- Task to complete:
Extract the lines that hold the string "tackle".

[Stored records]
※ ※ ※
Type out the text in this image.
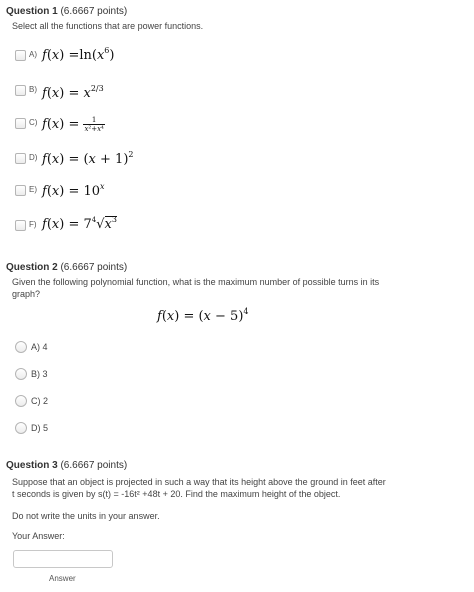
Question 1 (6.6667 points)
Select all the functions that are power functions.
A) $f(x) =\ln(x^6)$
B) $f(x) = x^{2/3}$
C) $f(x) = \frac{1}{\text{x²+x⁴}}$
D) $f(x) = (x + 1)^2$
E) $f(x) = 10^x$
F) $f(x) = 7^4√x^3$
Question 2 (6.6667 points)
Given the following polynomial function, what is the maximum number of possible turns in its graph?
$f(x) = (x - 5)^4$
A) 4
B) 3
C) 2
D) 5
Question 3 (6.6667 points)
Suppose that an object is projected in such a way that its height above the ground in feet after
t seconds is given by s(t) = -16t² +48t + 20. Find the maximum height of the object.
Do not write the units in your answer.
Your Answer:
Answer
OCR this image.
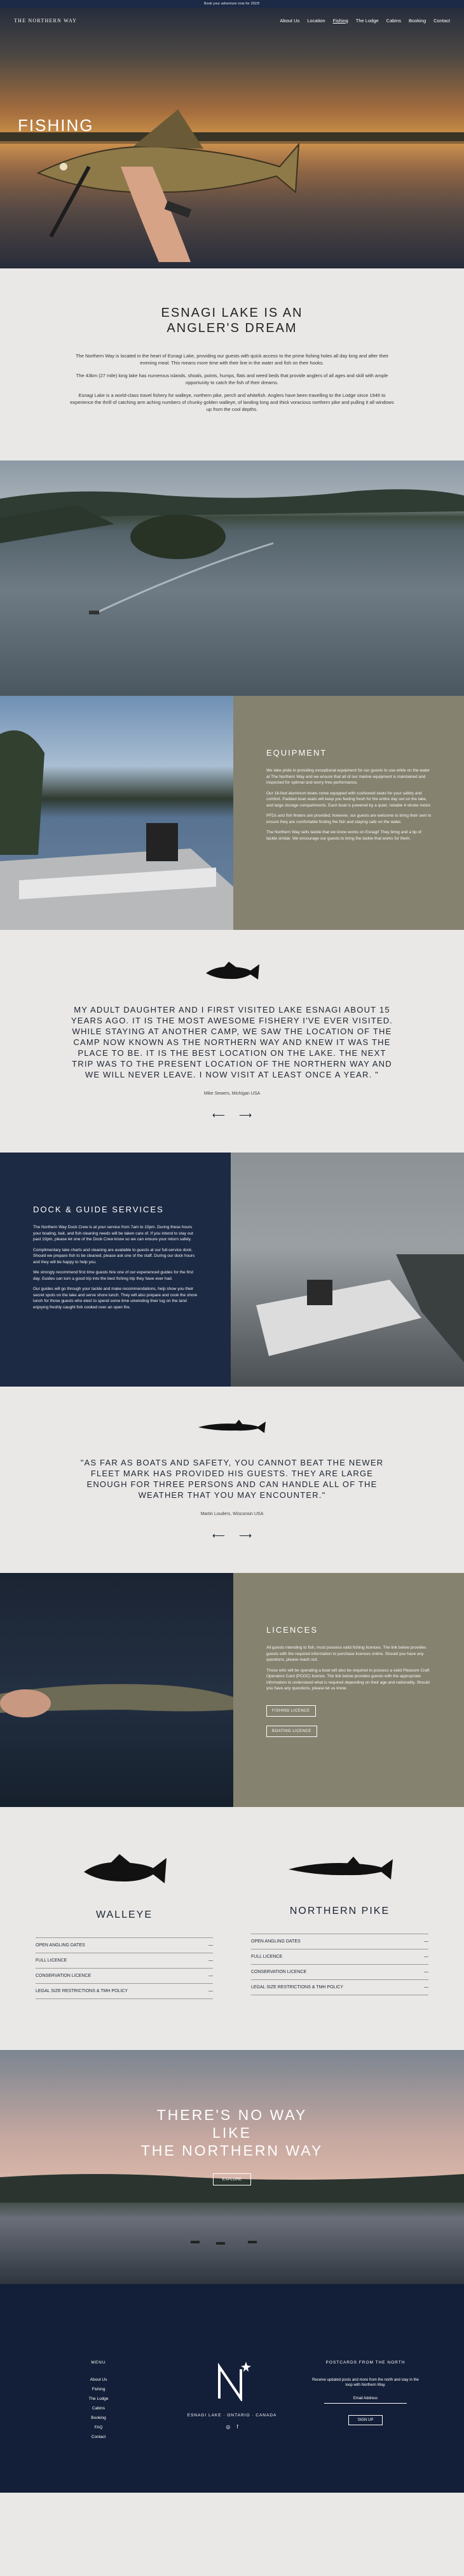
Book your adventure now for 2023!
THE NORTHERN WAY	About Us Location Fishing The Lodge Cabins Booking Contact
FISHING
ESNAGI LAKE IS AN
ANGLER'S DREAM

The Northern Way is located in the heart of Esnagi Lake, providing our guests with quick access to the prime fishing holes all day long and after their evening meal. This means more time with their line in the water and fish on their hooks.

The 43km (27 mile) long lake has numerous islands, shoals, points, humps, flats and weed beds that provide anglers of all ages and skill with ample opportunity to catch the fish of their dreams.

Esnagi Lake is a world-class travel fishery for walleye, northern pike, perch and whitefish. Anglers have been travelling to the Lodge since 1946 to experience the thrill of catching arm aching numbers of chunky golden walleye, of landing long and thick voracious northern pike and pulling it all windows up from the cool depths.

EQUIPMENT

We take pride in providing exceptional equipment for our guests to use while on the water at The Northern Way and we ensure that all of our marine equipment is maintained and inspected for optimal and worry-free performance.

Our 16-foot aluminum boats come equipped with cushioned seats for your safety and comfort. Padded boat seats will keep you feeling fresh for the entire day out on the lake, and large storage compartments. Each boat is powered by a quiet, reliable 4-stroke motor.

PFDs and fish finders are provided; however, our guests are welcome to bring their own to ensure they are comfortable finding the fish and staying safe on the water.

The Northern Way sells tackle that we know works on Esnagi! They bring and a tip of tackle similar. We encourage our guests to bring the tackle that works for them.

MY ADULT DAUGHTER AND I FIRST VISITED LAKE ESNAGI ABOUT 15 YEARS AGO. IT IS THE MOST AWESOME FISHERY I'VE EVER VISITED. WHILE STAYING AT ANOTHER CAMP, WE SAW THE LOCATION OF THE CAMP NOW KNOWN AS THE NORTHERN WAY AND KNEW IT WAS THE PLACE TO BE. IT IS THE BEST LOCATION ON THE LAKE. THE NEXT TRIP WAS TO THE PRESENT LOCATION OF THE NORTHERN WAY AND WE WILL NEVER LEAVE. I NOW VISIT AT LEAST ONCE A YEAR. "

Mike Sewers, Michigan USA

⟵ ⟶
DOCK & GUIDE SERVICES

The Northern Way Dock Crew is at your service from 7am to 10pm. During these hours your boating, bait, and fish cleaning needs will be taken care of. If you intend to stay out past 10pm, please let one of the Dock Crew know so we can ensure your return safely.

Complimentary lake charts and cleaning are available to guests at our full-service dock. Should we prepare fish to be cleaned, please ask one of the staff. During our dock hours and they will be happy to help you.

We strongly recommend first time guests hire one of our experienced guides for the first day. Guides can turn a good trip into the best fishing trip they have ever had.

Our guides will go through your tackle and make recommendations, help show you their secret spots on the lake and serve shore lunch. They will also prepare and cook the shore lunch for those guests who elect to spend some time unwinding their tug on the land enjoying freshly caught fish cooked over an open fire.

"AS FAR AS BOATS AND SAFETY, YOU CANNOT BEAT THE NEWER FLEET MARK HAS PROVIDED HIS GUESTS. THEY ARE LARGE ENOUGH FOR THREE PERSONS AND CAN HANDLE ALL OF THE WEATHER THAT YOU MAY ENCOUNTER."

Martin Louders, Wisconsin USA

⟵ ⟶
LICENCES

All guests intending to fish, must possess valid fishing licences. The link below provides guests with the required information to purchase licences online. Should you have any questions, please reach out.

Those who will be operating a boat will also be required to possess a valid Pleasure Craft Operators Card (PCOC) licence. The link below provides guests with the appropriate information to understand what is required depending on their age and nationality. Should you have any questions, please let us know.

FISHING LICENCE
BOATING LICENCE
WALLEYE
OPEN ANGLING DATES	—
FULL LICENCE	—
CONSERVATION LICENCE	—
LEGAL SIZE RESTRICTIONS & TMH POLICY	—
NORTHERN PIKE
OPEN ANGLING DATES	—
FULL LICENCE	—
CONSERVATION LICENCE	—
LEGAL SIZE RESTRICTIONS & TMH POLICY	—
THERE'S NO WAY
LIKE
THE NORTHERN WAY
EXPLORE
MENU
About Us
Fishing
The Lodge
Cabins
Booking
FAQ
Contact
ESNAGI LAKE · ONTARIO · CANADA
◎ f
POSTCARDS FROM THE NORTH

Receive updated posts and more from the north and stay in the loop with Northern Way.

Email Address
SIGN UP
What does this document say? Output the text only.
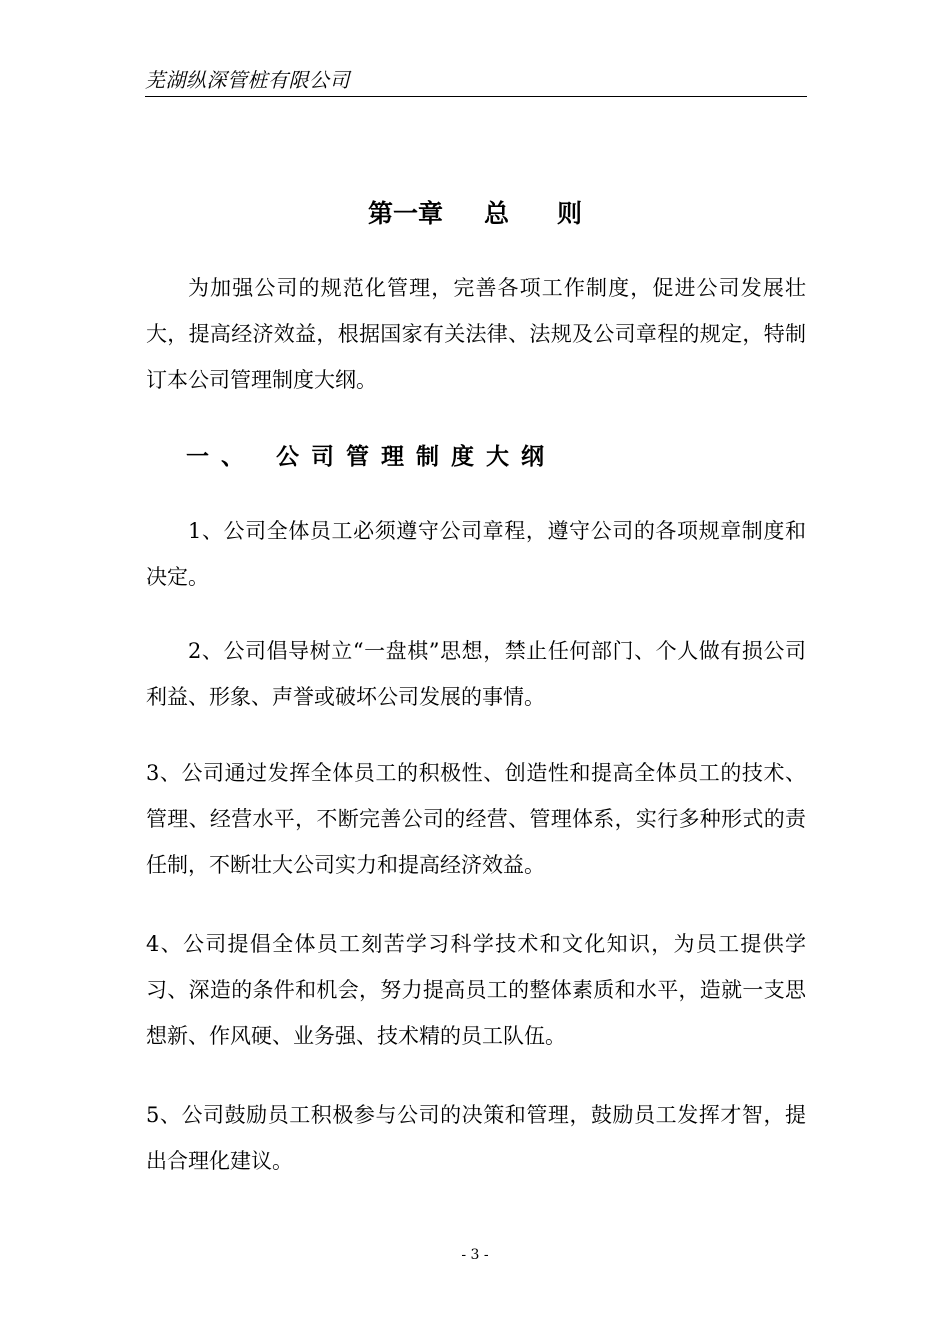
芜湖纵深管桩有限公司
第一章 总 则

为加强公司的规范化管理，完善各项工作制度，促进公司发展壮大，提高经济效益，根据国家有关法律、法规及公司章程的规定，特制订本公司管理制度大纲。

一、 公司管理制度大纲

1、公司全体员工必须遵守公司章程，遵守公司的各项规章制度和决定。

2、公司倡导树立“一盘棋”思想，禁止任何部门、个人做有损公司利益、形象、声誉或破坏公司发展的事情。

3、公司通过发挥全体员工的积极性、创造性和提高全体员工的技术、管理、经营水平，不断完善公司的经营、管理体系，实行多种形式的责任制，不断壮大公司实力和提高经济效益。

4、公司提倡全体员工刻苦学习科学技术和文化知识，为员工提供学习、深造的条件和机会，努力提高员工的整体素质和水平，造就一支思想新、作风硬、业务强、技术精的员工队伍。

5、公司鼓励员工积极参与公司的决策和管理，鼓励员工发挥才智，提出合理化建议。

- 3 -
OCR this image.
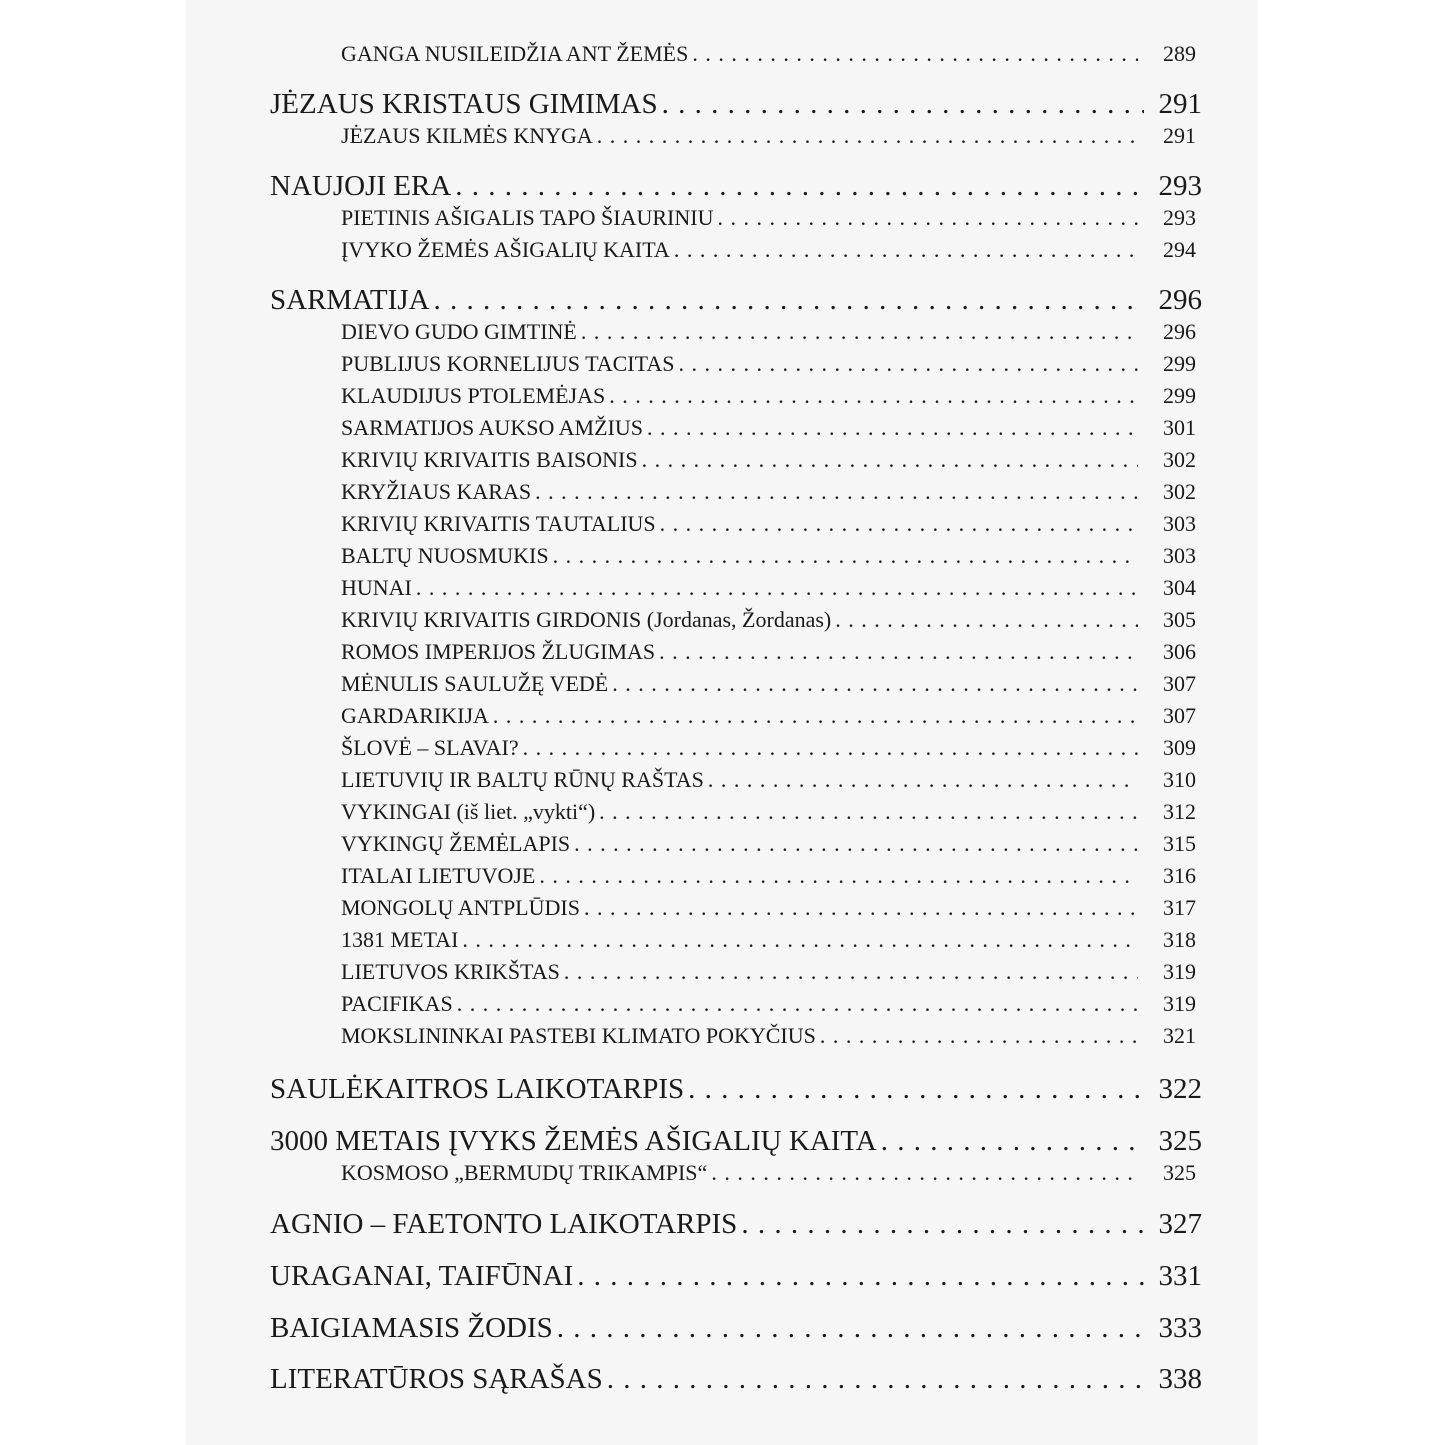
GANGA NUSILEIDŽIA ANT ŽEMĖS . . .	289
JĖZAUS KRISTAUS GIMIMAS . . .	291
JĖZAUS KILMĖS KNYGA . . .	291
NAUJOJI ERA . . .	293
PIETINIS AŠIGALIS TAPO ŠIAURINIU . . .	293
ĮVYKO ŽEMĖS AŠIGALIŲ KAITA . . .	294
SARMATIJA . . .	296
DIEVO GUDO GIMTINĖ . . .	296
PUBLIJUS KORNELIJUS TACITAS . . .	299
KLAUDIJUS PTOLEMĖJAS . . .	299
SARMATIJOS AUKSO AMŽIUS . . .	301
KRIVIŲ KRIVAITIS BAISONIS . . .	302
KRYŽIAUS KARAS . . .	302
KRIVIŲ KRIVAITIS TAUTALIUS . . .	303
BALTŲ NUOSMUKIS . . .	303
HUNAI . . .	304
KRIVIŲ KRIVAITIS GIRDONIS (Jordanas, Žordanas) . . .	305
ROMOS IMPERIJOS ŽLUGIMAS . . .	306
MĖNULIS SAULUŽĘ VEDĖ . . .	307
GARDARIKIJA . . .	307
ŠLOVĖ – SLAVAI? . . .	309
LIETUVIŲ IR BALTŲ RŪNŲ RAŠTAS . . .	310
VYKINGAI (iš liet. „vykti“) . . .	312
VYKINGŲ ŽEMĖLAPIS . . .	315
ITALAI LIETUVOJE . . .	316
MONGOLŲ ANTPLŪDIS . . .	317
1381 METAI . . .	318
LIETUVOS KRIKŠTAS . . .	319
PACIFIKAS . . .	319
MOKSLININKAI PASTEBI KLIMATO POKYČIUS . . .	321
SAULĖKAITROS LAIKOTARPIS . . .	322
3000 METAIS ĮVYKS ŽEMĖS AŠIGALIŲ KAITA . . .	325
KOSMOSO „BERMUDŲ TRIKAMPIS“ . . .	325
AGNIO – FAETONTO LAIKOTARPIS . . .	327
URAGANAI, TAIFŪNAI . . .	331
BAIGIAMASIS ŽODIS . . .	333
LITERATŪROS SĄRAŠAS . . .	338
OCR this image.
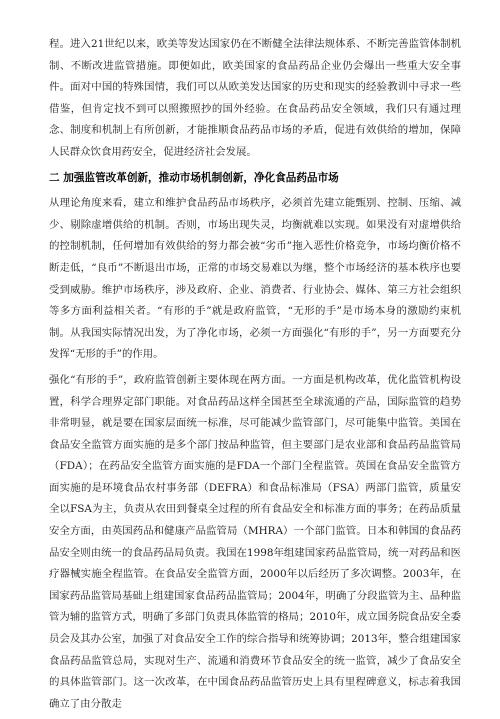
程。进入21世纪以来，欧美等发达国家仍在不断健全法律法规体系、不断完善监管体制机制、不断改进监管措施。即便如此，欧美国家的食品药品企业仍会爆出一些重大安全事件。面对中国的特殊国情，我们可以从欧美发达国家的历史和现实的经验教训中寻求一些借鉴，但肯定找不到可以照搬照抄的国外经验。在食品药品安全领域，我们只有通过理念、制度和机制上有所创新，才能推顺食品药品市场的矛盾，促进有效供给的增加，保障人民群众饮食用药安全，促进经济社会发展。

二 加强监管改革创新，推动市场机制创新，净化食品药品市场

从理论角度来看，建立和维护食品药品市场秩序，必须首先建立能甄别、控制、压缩、减少、剔除虚增供给的机制。否则，市场出现失灵，均衡就难以实现。如果没有对虚增供给的控制机制，任何增加有效供给的努力都会被“劣币”拖入恶性价格竞争，市场均衡价格不断走低，“良币”不断退出市场，正常的市场交易难以为继，整个市场经济的基本秩序也要受到威胁。维护市场秩序，涉及政府、企业、消费者、行业协会、媒体、第三方社会组织等多方面利益相关者。“有形的手”就是政府监管，“无形的手”是市场本身的激励约束机制。从我国实际情况出发，为了净化市场，必须一方面强化“有形的手”，另一方面要充分发挥“无形的手”的作用。

强化“有形的手”，政府监管创新主要体现在两方面。一方面是机构改革，优化监管机构设置，科学合理界定部门职能。对食品药品这样全国甚至全球流通的产品，国际监管的趋势非常明显，就是要在国家层面统一标准，尽可能减少监管部门，尽可能集中监管。美国在食品安全监管方面实施的是多个部门按品种监管，但主要部门是农业部和食品药品监管局（FDA）；在药品安全监管方面实施的是FDA一个部门全程监管。英国在食品安全监管方面实施的是环境食品农村事务部（DEFRA）和食品标准局（FSA）两部门监管，质量安全以FSA为主，负责从农田到餐桌全过程的所有食品安全和标准方面的事务；在药品质量安全方面，由英国药品和健康产品监管局（MHRA）一个部门监管。日本和韩国的食品药品安全则由统一的食品药品局负责。我国在1998年组建国家药品监管局，统一对药品和医疗器械实施全程监管。在食品安全监管方面，2000年以后经历了多次调整。2003年，在国家药品监管局基础上组建国家食品药品监管局；2004年，明确了分段监管为主、品种监管为辅的监管方式，明确了多部门负责具体监管的格局；2010年，成立国务院食品安全委员会及其办公室，加强了对食品安全工作的综合指导和统筹协调；2013年，整合组建国家食品药品监管总局，实现对生产、流通和消费环节食品安全的统一监管，减少了食品安全的具体监管部门。这一次改革，在中国食品药品监管历史上具有里程碑意义，标志着我国确立了由分散走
※ ※ ※
- Answer in full:
The Northern Way sells tackle that we know works on Esnagi! They bring and a tip of tackle similar. We encourage our guests to bring the tackle that works for them.
Our guides will go through your tackle and make recommendations, help show you their secret spots on the lake and serve shore lunch. They will also prepare and cook the shore lunch for those guests who elect to spend some time unwinding their tug on the land enjoying freshly caught fish cooked over an open fire.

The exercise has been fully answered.